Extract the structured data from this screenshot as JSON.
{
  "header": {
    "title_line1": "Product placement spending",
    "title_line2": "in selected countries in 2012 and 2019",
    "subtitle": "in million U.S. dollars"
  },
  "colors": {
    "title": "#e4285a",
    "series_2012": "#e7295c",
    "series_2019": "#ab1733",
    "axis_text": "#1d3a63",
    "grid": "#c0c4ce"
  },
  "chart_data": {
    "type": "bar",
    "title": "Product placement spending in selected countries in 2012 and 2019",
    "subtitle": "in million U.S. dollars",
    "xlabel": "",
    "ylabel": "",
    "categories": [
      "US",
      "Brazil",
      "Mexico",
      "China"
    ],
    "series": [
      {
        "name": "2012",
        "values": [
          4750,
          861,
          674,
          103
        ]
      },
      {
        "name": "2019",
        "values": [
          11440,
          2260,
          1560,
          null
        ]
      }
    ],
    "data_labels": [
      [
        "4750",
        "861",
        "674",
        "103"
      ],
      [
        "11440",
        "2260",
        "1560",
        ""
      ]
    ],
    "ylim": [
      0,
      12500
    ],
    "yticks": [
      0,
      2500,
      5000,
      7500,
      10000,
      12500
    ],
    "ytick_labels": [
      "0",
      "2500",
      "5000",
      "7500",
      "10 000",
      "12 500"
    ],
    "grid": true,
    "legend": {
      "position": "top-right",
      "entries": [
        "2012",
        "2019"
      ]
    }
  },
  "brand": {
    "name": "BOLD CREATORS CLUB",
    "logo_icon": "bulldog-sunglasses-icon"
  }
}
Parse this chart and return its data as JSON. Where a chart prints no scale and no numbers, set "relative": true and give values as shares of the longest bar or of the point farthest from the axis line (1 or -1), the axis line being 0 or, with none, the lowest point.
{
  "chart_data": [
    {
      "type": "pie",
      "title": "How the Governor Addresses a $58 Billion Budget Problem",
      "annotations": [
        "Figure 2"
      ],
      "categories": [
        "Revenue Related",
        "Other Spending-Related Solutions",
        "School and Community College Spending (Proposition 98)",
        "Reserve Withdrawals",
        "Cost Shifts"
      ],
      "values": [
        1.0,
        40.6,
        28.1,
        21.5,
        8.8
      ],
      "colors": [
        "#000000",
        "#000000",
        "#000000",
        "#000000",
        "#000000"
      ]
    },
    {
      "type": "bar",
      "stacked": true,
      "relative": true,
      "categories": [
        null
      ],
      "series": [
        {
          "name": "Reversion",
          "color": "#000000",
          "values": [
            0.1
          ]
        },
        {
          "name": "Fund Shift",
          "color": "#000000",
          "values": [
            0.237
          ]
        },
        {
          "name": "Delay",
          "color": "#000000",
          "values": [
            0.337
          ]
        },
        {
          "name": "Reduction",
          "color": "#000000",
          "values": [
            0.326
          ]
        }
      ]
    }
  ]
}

__Aim__
Among the entries above, how many lines include the word "million"? Reply with the number only.

__Response__
2